>> begin INFORMATION PROVIDED
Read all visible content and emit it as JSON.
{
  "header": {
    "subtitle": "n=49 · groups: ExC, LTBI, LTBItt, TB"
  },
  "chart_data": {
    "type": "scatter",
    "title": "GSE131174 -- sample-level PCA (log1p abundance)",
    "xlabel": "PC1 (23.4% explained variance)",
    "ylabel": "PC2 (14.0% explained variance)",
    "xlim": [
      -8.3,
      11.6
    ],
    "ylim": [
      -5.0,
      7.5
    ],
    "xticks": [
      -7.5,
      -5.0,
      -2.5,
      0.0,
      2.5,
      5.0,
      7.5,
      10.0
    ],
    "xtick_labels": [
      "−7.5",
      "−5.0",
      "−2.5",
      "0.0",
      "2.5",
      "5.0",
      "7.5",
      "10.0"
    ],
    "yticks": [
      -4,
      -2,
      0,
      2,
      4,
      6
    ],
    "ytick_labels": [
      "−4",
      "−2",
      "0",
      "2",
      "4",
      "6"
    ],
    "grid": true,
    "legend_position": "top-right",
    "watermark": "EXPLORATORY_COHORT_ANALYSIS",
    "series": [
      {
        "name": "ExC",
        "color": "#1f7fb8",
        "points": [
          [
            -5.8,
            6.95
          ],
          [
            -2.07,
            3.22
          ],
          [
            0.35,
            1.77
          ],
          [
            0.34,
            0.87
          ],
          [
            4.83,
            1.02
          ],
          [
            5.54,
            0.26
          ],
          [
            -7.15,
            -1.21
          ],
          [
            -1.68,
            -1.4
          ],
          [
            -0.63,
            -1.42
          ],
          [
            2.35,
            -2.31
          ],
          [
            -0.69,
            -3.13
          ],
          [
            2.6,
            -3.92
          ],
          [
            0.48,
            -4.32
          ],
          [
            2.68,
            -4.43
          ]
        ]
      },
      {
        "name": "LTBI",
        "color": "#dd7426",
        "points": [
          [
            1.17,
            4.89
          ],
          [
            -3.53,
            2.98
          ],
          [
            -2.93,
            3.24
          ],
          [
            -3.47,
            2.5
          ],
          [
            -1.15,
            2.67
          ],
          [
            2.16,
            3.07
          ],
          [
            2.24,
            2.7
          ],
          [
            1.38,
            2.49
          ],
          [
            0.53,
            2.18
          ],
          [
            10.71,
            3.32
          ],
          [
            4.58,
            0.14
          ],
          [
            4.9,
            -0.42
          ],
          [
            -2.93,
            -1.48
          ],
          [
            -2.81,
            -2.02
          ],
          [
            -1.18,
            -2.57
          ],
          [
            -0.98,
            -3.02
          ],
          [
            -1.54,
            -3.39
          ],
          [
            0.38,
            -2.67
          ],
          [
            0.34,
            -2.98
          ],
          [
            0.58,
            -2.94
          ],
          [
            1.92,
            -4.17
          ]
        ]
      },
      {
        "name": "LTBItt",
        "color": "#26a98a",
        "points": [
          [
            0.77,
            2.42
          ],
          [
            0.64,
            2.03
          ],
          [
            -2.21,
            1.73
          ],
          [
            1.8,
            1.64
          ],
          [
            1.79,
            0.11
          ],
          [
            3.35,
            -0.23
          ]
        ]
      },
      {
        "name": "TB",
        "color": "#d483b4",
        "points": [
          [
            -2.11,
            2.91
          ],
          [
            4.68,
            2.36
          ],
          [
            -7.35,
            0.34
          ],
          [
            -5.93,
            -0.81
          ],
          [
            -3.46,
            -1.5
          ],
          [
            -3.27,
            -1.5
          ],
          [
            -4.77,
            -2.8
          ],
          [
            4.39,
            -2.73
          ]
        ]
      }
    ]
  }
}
>> end INFORMATION PROVIDED
Where does the word "explained" appear in the listing? List each line that holds it.

EXERCISE SOLUTION:
    "xlabel": "PC1 (23.4% explained variance)",
    "ylabel": "PC2 (14.0% explained variance)",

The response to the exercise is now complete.